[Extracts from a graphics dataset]
━━━
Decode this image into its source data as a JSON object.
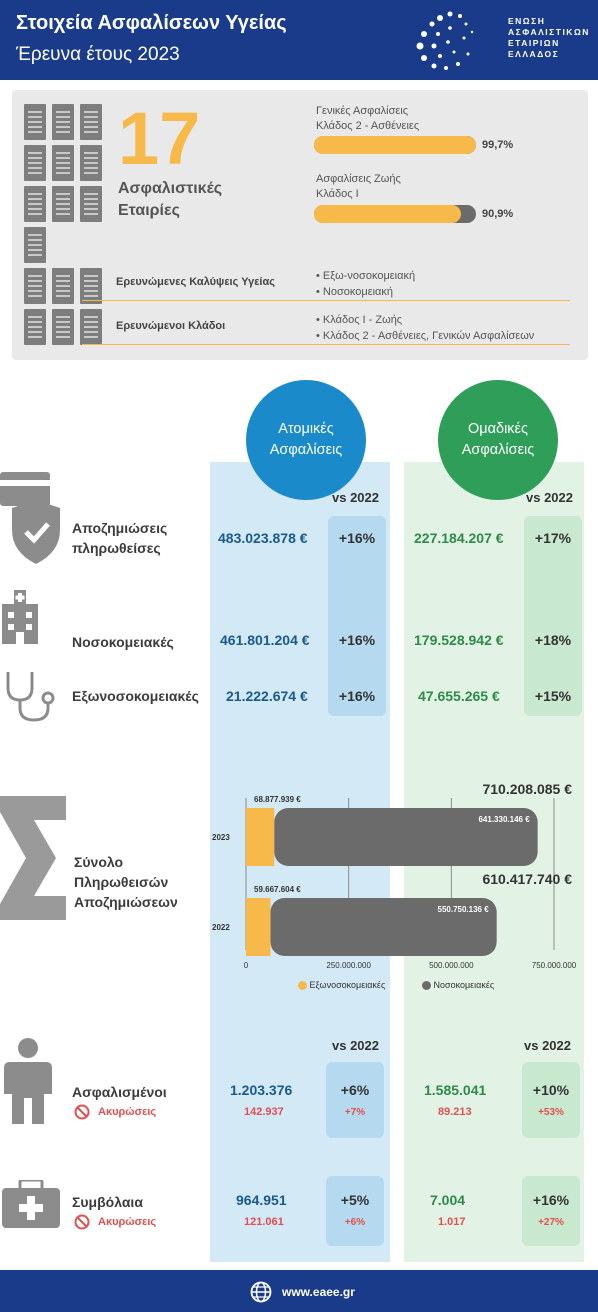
{
  "header": {
    "title": "Στοιχεία Ασφαλίσεων Υγείας",
    "subtitle": "Έρευνα έτους 2023",
    "logo_lines": [
      "ΕΝΩΣΗ",
      "ΑΣΦΑΛΙΣΤΙΚΩΝ",
      "ΕΤΑΙΡΙΩΝ",
      "ΕΛΛΑΔΟΣ"
    ]
  },
  "summary": {
    "companies_count": "17",
    "companies_label_1": "Ασφαλιστικές",
    "companies_label_2": "Εταιρίες",
    "bar1_label_1": "Γενικές Ασφαλίσεις",
    "bar1_label_2": "Κλάδος 2 - Ασθένειες",
    "bar1_pct": "99,7%",
    "bar1_value": 99.7,
    "bar2_label_1": "Ασφαλίσεις Ζωής",
    "bar2_label_2": "Κλάδος Ι",
    "bar2_pct": "90,9%",
    "bar2_value": 90.9,
    "coverage_label": "Ερευνώμενες Καλύψεις Υγείας",
    "coverage_items": [
      "Εξω-νοσοκομειακή",
      "Νοσοκομειακή"
    ],
    "branches_label": "Ερευνώμενοι Κλάδοι",
    "branches_items": [
      "Κλάδος Ι - Ζωής",
      "Κλάδος 2 - Ασθένειες, Γενικών Ασφαλίσεων"
    ]
  },
  "columns": {
    "individual": "Ατομικές Ασφαλίσεις",
    "group": "Ομαδικές Ασφαλίσεις",
    "vs": "vs 2022"
  },
  "claims": {
    "paid_label_1": "Αποζημιώσεις",
    "paid_label_2": "πληρωθείσες",
    "paid_ind": "483.023.878 €",
    "paid_ind_chg": "+16%",
    "paid_grp": "227.184.207 €",
    "paid_grp_chg": "+17%",
    "hosp_label": "Νοσοκομειακές",
    "hosp_ind": "461.801.204 €",
    "hosp_ind_chg": "+16%",
    "hosp_grp": "179.528.942 €",
    "hosp_grp_chg": "+18%",
    "out_label": "Εξωνοσοκομειακές",
    "out_ind": "21.222.674 €",
    "out_ind_chg": "+16%",
    "out_grp": "47.655.265 €",
    "out_grp_chg": "+15%"
  },
  "chart_data": {
    "type": "bar",
    "orientation": "horizontal",
    "stacked": true,
    "title": "Σύνολο Πληρωθεισών Αποζημιώσεων",
    "categories": [
      "2023",
      "2022"
    ],
    "series": [
      {
        "name": "Εξωνοσοκομειακές",
        "values": [
          68877939,
          59667604
        ],
        "color": "#f7b94a"
      },
      {
        "name": "Νοσοκομειακές",
        "values": [
          641330146,
          550750136
        ],
        "color": "#6b6b6b"
      }
    ],
    "series_labels": [
      [
        "68.877.939 €",
        "59.667.604 €"
      ],
      [
        "641.330.146 €",
        "550.750.136 €"
      ]
    ],
    "totals": [
      710208085,
      610417740
    ],
    "total_labels": [
      "710.208.085 €",
      "610.417.740 €"
    ],
    "xlim": [
      0,
      750000000
    ],
    "xticks": [
      0,
      250000000,
      500000000,
      750000000
    ],
    "xtick_labels": [
      "0",
      "250.000.000",
      "500.000.000",
      "750.000.000"
    ],
    "title_lines": [
      "Σύνολο",
      "Πληρωθεισών",
      "Αποζημιώσεων"
    ]
  },
  "insured": {
    "label": "Ασφαλισμένοι",
    "cancel_label": "Ακυρώσεις",
    "ind": "1.203.376",
    "ind_chg": "+6%",
    "ind_cancel": "142.937",
    "ind_cancel_chg": "+7%",
    "grp": "1.585.041",
    "grp_chg": "+10%",
    "grp_cancel": "89.213",
    "grp_cancel_chg": "+53%"
  },
  "contracts": {
    "label": "Συμβόλαια",
    "cancel_label": "Ακυρώσεις",
    "ind": "964.951",
    "ind_chg": "+5%",
    "ind_cancel": "121.061",
    "ind_cancel_chg": "+6%",
    "grp": "7.004",
    "grp_chg": "+16%",
    "grp_cancel": "1.017",
    "grp_cancel_chg": "+27%"
  },
  "footer": {
    "url": "www.eaee.gr"
  },
  "icons": [
    "shield-check-icon",
    "hospital-icon",
    "stethoscope-icon",
    "sigma-icon",
    "person-icon",
    "no-entry-icon",
    "medical-kit-icon",
    "globe-icon",
    "building-icon"
  ]
}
━━━
From the data above, copy each line where the string "Ασφαλίσεις" appears.

### RESULT FOR THIS TASK
    "bar1_label_1": "Γενικές Ασφαλίσεις",
    "bar2_label_1": "Ασφαλίσεις Ζωής",
    "individual": "Ατομικές Ασφαλίσεις",
    "group": "Ομαδικές Ασφαλίσεις",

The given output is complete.